[SELECTED PASSAGE]
That makes the IS F a pretty good match for the M3, which BMW rates at 4.7 seconds in zero-to-60 runs. However, if sheer speed is your priority, consider the Mercedes C63 AMG, which is rated at 4.3 seconds, or the new '09 Caddie CTS-V, powered by a monster or a 556-horsepower V8, which General Motors (GM) says will do zero to 60 in 3.9 seconds.
As far as I'm concerned, the IS F is plenty fast. It also handles very well and sticks to the road like a Post-It note. Braking is excellent. The engine has a hard, throaty exhaust note that I found very appealing. The electronic steering is tight and precise, and the suspension system stiff and sporty. In fact, if anything, the IS F's ride may be too stiff and harsh in daily driving for many people.
However, I suspect that whether you will like the car or not will depend heavily on how you react to its automatic transmission. People who drive cars like this traditionally have preferred stick shifts, but manual transmissions are no longer de rigueur. The Audi RS 4 Quattro only comes with a stick shift, but the BMW M3 comes with either, while the Mercedes C63 AMG only comes with a seven-speed automatic. The good thing about the Lexus IS F's automatic: Its eight speeds contribute to the car's high fuel efficiency. And, for do-it-your-selfers, there's always the manual-shifting mode.
However, having eight gears is weird when you put the IS F in manual mode. First gear in my test car topped out at about 35 mph, second gear at about 60, and third at about 90—which means if you're driving hard in manual mode you may never get out of third gear. That makes the IS F a fabulous car for running through winding country roads, where you can just put the transmission in manual mode and toggle between second and third gear. But the top four or five gears seem superfluous. You never use them.
[/SELECTED PASSAGE]
[INFORMATION SUPPLIED]
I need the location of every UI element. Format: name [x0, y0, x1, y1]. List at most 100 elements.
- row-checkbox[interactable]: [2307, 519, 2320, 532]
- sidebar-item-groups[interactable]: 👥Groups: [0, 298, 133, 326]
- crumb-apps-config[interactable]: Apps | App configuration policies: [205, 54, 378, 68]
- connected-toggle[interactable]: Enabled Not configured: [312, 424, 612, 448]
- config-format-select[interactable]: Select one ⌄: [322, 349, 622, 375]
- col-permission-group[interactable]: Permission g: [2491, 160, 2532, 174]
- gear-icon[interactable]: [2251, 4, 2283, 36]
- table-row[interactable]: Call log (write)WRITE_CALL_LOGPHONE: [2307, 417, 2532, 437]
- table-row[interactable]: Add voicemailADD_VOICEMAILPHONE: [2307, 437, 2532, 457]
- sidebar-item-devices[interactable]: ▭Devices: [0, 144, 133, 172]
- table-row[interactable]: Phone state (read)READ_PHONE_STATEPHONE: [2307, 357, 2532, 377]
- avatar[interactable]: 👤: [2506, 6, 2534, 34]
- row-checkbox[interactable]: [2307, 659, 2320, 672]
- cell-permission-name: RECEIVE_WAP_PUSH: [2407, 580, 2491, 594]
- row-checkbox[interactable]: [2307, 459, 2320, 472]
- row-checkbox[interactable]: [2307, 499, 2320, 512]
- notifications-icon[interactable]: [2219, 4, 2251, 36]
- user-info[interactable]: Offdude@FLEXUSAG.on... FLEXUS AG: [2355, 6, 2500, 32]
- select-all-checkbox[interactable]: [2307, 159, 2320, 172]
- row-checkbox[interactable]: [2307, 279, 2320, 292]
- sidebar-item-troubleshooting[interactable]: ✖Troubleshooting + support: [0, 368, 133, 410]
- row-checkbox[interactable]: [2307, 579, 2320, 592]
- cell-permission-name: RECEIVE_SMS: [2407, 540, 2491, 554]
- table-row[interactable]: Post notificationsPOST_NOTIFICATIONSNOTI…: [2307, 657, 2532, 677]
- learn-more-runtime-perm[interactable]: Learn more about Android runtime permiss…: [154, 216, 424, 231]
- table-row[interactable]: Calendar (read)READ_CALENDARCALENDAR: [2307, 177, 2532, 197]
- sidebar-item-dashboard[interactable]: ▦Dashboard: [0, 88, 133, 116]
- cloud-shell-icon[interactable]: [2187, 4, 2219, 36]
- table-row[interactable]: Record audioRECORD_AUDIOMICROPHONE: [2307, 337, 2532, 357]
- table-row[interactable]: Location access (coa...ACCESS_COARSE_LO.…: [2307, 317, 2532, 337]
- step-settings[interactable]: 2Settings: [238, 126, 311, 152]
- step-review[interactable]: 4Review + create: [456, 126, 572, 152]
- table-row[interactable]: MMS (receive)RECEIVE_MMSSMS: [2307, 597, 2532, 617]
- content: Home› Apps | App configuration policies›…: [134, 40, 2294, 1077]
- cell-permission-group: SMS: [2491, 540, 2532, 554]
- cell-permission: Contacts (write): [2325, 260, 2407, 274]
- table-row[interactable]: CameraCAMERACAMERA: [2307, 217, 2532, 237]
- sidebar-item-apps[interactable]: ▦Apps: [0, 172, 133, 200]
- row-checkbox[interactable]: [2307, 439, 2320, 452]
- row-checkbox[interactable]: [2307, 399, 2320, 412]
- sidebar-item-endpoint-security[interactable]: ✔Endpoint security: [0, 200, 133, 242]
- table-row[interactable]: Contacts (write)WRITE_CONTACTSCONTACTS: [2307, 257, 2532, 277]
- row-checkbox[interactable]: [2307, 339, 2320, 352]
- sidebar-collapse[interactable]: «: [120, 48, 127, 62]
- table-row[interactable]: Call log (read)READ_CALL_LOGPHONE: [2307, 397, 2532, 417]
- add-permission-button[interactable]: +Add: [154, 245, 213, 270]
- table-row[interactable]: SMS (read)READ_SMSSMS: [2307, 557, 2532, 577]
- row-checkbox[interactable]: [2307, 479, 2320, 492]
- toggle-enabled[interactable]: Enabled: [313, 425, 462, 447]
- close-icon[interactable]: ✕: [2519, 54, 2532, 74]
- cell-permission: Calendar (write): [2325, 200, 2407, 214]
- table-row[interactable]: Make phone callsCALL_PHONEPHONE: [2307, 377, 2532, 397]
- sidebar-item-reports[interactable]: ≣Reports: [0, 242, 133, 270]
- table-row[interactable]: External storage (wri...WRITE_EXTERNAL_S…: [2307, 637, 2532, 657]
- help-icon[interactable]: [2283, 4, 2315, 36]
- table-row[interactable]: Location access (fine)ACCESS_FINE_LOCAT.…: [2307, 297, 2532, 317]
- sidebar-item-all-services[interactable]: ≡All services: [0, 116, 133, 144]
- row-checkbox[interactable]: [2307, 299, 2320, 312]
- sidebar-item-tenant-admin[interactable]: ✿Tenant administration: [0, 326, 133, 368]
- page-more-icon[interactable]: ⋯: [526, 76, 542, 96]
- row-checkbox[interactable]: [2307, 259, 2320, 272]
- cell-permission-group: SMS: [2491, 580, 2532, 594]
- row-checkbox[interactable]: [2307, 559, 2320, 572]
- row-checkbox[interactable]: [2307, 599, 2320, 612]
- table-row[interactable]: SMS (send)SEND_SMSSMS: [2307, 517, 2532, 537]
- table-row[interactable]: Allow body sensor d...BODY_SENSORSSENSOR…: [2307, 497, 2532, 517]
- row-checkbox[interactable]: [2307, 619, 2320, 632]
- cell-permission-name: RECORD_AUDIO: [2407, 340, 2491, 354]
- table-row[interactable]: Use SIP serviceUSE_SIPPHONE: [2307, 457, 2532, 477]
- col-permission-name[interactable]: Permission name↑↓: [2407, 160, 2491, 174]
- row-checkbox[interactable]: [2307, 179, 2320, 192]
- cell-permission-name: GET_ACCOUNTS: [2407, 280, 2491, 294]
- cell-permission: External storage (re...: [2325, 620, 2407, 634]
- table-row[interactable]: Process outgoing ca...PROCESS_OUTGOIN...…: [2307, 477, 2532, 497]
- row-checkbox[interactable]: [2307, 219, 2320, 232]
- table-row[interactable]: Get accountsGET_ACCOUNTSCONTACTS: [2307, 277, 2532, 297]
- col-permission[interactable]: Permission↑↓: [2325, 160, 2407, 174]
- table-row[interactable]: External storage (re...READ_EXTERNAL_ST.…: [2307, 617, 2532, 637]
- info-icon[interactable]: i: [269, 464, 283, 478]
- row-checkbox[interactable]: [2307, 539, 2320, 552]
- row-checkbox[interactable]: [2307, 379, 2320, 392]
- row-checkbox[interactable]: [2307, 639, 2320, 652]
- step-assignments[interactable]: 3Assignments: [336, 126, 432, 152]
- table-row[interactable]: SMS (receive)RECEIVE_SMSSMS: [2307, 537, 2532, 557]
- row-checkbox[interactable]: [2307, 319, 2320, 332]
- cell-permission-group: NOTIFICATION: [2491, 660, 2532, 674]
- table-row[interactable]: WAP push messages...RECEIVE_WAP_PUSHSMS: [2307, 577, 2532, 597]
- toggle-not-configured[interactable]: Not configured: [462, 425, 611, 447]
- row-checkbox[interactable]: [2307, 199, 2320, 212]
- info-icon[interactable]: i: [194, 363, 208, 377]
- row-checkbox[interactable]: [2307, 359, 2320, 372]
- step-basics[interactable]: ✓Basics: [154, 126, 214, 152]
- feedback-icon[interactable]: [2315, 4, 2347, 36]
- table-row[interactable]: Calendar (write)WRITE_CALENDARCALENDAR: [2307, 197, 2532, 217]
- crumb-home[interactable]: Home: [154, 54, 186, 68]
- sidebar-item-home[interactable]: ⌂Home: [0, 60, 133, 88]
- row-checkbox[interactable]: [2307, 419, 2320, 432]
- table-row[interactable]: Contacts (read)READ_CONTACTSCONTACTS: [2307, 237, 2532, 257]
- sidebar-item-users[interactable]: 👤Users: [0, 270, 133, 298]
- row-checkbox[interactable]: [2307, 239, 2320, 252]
[/INFORMATION SUPPLIED]
**ACTIVITY 1**
Answer these from the Lexus IS F review:
(a) What zero-to-60 time does BMW give for the M3?
(b) How many speeds does the IS F's automatic transmission have?
(c) About how fast did first gear go in the test car before topping out?
**ACTIVITY 2**
Write the next part of the Lexus IS F review, picking up right after its last sentence.
You won't need the records for any of this.

**TASK OUTPUT 1**
(a) 4.7 seconds
(b) Eight
(c) About 35 mph

**TASK OUTPUT 2**
As a result, your incentive is to leave the transmission in automatic mode most of the time because it saves on gas and is less trouble. If you are, say, cruising along at highway speed and want to put the system in manual mode to kick down and get some oomph out the engine, you have to paddle from eighth gear all the way down to third. In automatic mode, the transmission does this on its own almost instantly. So, unless you're a person who genuinely prefers letting the automatic transmission do the shifting for you, this probably isn't the car for you.
The Lexus' interior is gorgeous. The cabin has a cockpit-like feel similar to the BMW M3's, but is fancier. There's leather everywhere, and both the front and rear seats are bolstered like nobody's business. Sitting in the driver's seat is like having a burly uncle give you a bear hug from behind.
The downside of the interior is that the Lexus, like the BMW M3 Coupe, only seats four people. The Audi RS 4, Cadillac CTS-V, BMW M3 sedan, and Mercedes C63 AMG have the advantage of seating up to five, which makes them more practical for family use. Also, as with other performance sedans, the IS F's trunk is small. The rear seats don't fold down, but there's a pass-through from the trunk to the cabin. Then again, you don't really buy a car like this to be practical, do you?
Buy It or Bag It?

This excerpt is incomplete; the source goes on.